Omit every picture while repeating the entries exactly.
--- START OF SUPPLIED MATERIAL ---
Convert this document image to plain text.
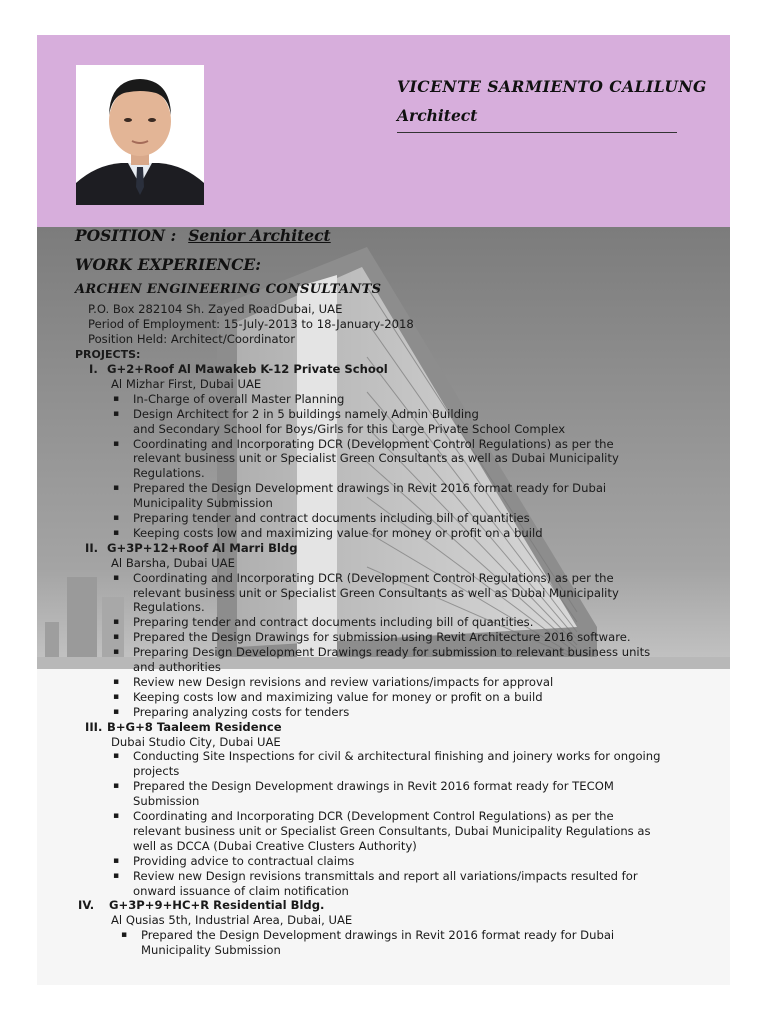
VICENTE SARMIENTO CALILUNG
Architect
POSITION : Senior Architect
WORK EXPERIENCE:
ARCHEN ENGINEERING CONSULTANTS
P.O. Box 282104 Sh. Zayed RoadDubai, UAE
Period of Employment: 15-July-2013 to 18-January-2018
Position Held: Architect/Coordinator
PROJECTS:
I. G+2+Roof Al Mawakeb K-12 Private School
Al Mizhar First, Dubai UAE
▪ In-Charge of overall Master Planning
▪ Design Architect for 2 in 5 buildings namely Admin Building
and Secondary School for Boys/Girls for this Large Private School Complex
▪ Coordinating and Incorporating DCR (Development Control Regulations) as per the
relevant business unit or Specialist Green Consultants as well as Dubai Municipality
Regulations.
▪ Prepared the Design Development drawings in Revit 2016 format ready for Dubai
Municipality Submission
▪ Preparing tender and contract documents including bill of quantities
▪ Keeping costs low and maximizing value for money or profit on a build
II. G+3P+12+Roof Al Marri Bldg
Al Barsha, Dubai UAE
▪ Coordinating and Incorporating DCR (Development Control Regulations) as per the
relevant business unit or Specialist Green Consultants as well as Dubai Municipality
Regulations.
▪ Preparing tender and contract documents including bill of quantities.
▪ Prepared the Design Drawings for submission using Revit Architecture 2016 software.
▪ Preparing Design Development Drawings ready for submission to relevant business units
and authorities
▪ Review new Design revisions and review variations/impacts for approval
▪ Keeping costs low and maximizing value for money or profit on a build
▪ Preparing analyzing costs for tenders
III. B+G+8 Taaleem Residence
Dubai Studio City, Dubai UAE
▪ Conducting Site Inspections for civil & architectural finishing and joinery works for ongoing
projects
▪ Prepared the Design Development drawings in Revit 2016 format ready for TECOM
Submission
▪ Coordinating and Incorporating DCR (Development Control Regulations) as per the
relevant business unit or Specialist Green Consultants, Dubai Municipality Regulations as
well as DCCA (Dubai Creative Clusters Authority)
▪ Providing advice to contractual claims
▪ Review new Design revisions transmittals and report all variations/impacts resulted for
onward issuance of claim notification
IV. G+3P+9+HC+R Residential Bldg.
Al Qusias 5th, Industrial Area, Dubai, UAE
▪ Prepared the Design Development drawings in Revit 2016 format ready for Dubai
Municipality Submission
--- END OF SUPPLIED MATERIAL ---
**THE RESPONSE**.
Convert this document image to plain text.
VICENTE SARMIENTO CALILUNG
Architect
POSITION : Senior Architect
WORK EXPERIENCE:
ARCHEN ENGINEERING CONSULTANTS
P.O. Box 282104 Sh. Zayed RoadDubai, UAE
Period of Employment: 15-July-2013 to 18-January-2018
Position Held: Architect/Coordinator
PROJECTS:
I. G+2+Roof Al Mawakeb K-12 Private School
Al Mizhar First, Dubai UAE
▪ In-Charge of overall Master Planning
▪ Design Architect for 2 in 5 buildings namely Admin Building
and Secondary School for Boys/Girls for this Large Private School Complex
▪ Coordinating and Incorporating DCR (Development Control Regulations) as per the
relevant business unit or Specialist Green Consultants as well as Dubai Municipality
Regulations.
▪ Prepared the Design Development drawings in Revit 2016 format ready for Dubai
Municipality Submission
▪ Preparing tender and contract documents including bill of quantities
▪ Keeping costs low and maximizing value for money or profit on a build
II. G+3P+12+Roof Al Marri Bldg
Al Barsha, Dubai UAE
▪ Coordinating and Incorporating DCR (Development Control Regulations) as per the
relevant business unit or Specialist Green Consultants as well as Dubai Municipality
Regulations.
▪ Preparing tender and contract documents including bill of quantities.
▪ Prepared the Design Drawings for submission using Revit Architecture 2016 software.
▪ Preparing Design Development Drawings ready for submission to relevant business units
and authorities
▪ Review new Design revisions and review variations/impacts for approval
▪ Keeping costs low and maximizing value for money or profit on a build
▪ Preparing analyzing costs for tenders
III. B+G+8 Taaleem Residence
Dubai Studio City, Dubai UAE
▪ Conducting Site Inspections for civil & architectural finishing and joinery works for ongoing
projects
▪ Prepared the Design Development drawings in Revit 2016 format ready for TECOM
Submission
▪ Coordinating and Incorporating DCR (Development Control Regulations) as per the
relevant business unit or Specialist Green Consultants, Dubai Municipality Regulations as
well as DCCA (Dubai Creative Clusters Authority)
▪ Providing advice to contractual claims
▪ Review new Design revisions transmittals and report all variations/impacts resulted for
onward issuance of claim notification
IV. G+3P+9+HC+R Residential Bldg.
Al Qusias 5th, Industrial Area, Dubai, UAE
▪ Prepared the Design Development drawings in Revit 2016 format ready for Dubai
Municipality Submission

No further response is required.